## To be done:
Read through the records below and copy each line that uses the word "work".

## Record excerpts:
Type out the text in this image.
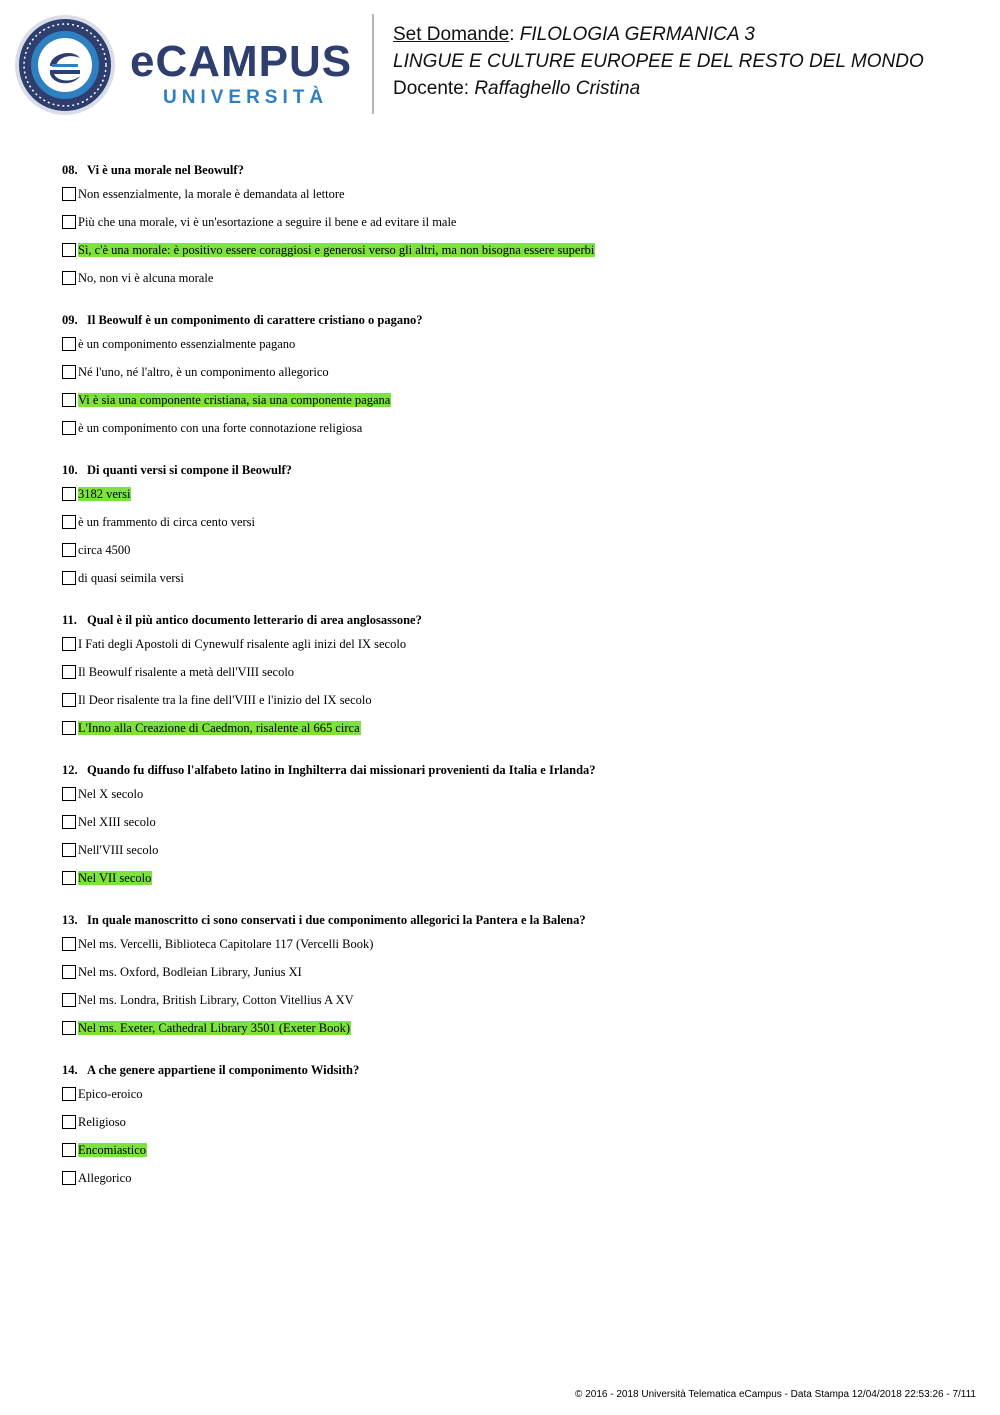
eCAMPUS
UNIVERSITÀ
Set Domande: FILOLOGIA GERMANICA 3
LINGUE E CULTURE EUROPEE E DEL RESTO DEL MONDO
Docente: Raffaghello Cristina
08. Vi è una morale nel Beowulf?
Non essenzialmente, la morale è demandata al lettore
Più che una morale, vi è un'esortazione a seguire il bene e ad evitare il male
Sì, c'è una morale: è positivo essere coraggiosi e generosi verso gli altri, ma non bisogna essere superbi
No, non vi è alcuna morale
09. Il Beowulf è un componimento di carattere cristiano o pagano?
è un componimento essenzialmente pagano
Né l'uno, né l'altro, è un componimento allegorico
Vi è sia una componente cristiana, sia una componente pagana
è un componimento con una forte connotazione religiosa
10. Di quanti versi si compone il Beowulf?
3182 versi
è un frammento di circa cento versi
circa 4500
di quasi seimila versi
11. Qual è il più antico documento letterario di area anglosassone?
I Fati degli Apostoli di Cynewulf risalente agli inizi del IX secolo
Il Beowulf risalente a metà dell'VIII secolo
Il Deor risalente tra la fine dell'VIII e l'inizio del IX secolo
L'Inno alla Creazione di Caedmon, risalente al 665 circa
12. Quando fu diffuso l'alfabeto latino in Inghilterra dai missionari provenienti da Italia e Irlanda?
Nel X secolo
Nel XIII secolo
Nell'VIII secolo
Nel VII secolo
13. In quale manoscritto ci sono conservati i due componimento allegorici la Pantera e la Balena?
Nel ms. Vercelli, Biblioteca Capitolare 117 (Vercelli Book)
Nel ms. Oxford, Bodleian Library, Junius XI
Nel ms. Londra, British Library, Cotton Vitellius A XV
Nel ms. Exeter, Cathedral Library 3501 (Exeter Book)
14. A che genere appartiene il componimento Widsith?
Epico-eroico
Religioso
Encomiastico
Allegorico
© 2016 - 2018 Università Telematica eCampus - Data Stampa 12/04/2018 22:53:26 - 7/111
* * *
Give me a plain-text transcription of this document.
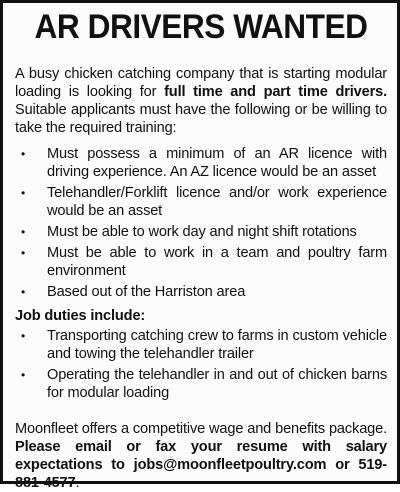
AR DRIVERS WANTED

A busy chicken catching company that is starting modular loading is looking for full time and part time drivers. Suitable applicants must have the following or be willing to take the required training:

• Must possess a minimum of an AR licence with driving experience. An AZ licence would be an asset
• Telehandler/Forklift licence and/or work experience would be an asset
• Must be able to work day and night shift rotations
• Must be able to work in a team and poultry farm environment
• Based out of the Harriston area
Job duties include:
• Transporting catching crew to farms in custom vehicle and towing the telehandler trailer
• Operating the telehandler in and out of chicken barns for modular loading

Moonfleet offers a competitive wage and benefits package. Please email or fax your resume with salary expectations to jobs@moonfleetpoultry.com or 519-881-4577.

## Task response:
• Telehandler/Forklift licence and/or work experience would be an asset
• Must be able to work day and night shift rotations
• Must be able to work in a team and poultry farm environment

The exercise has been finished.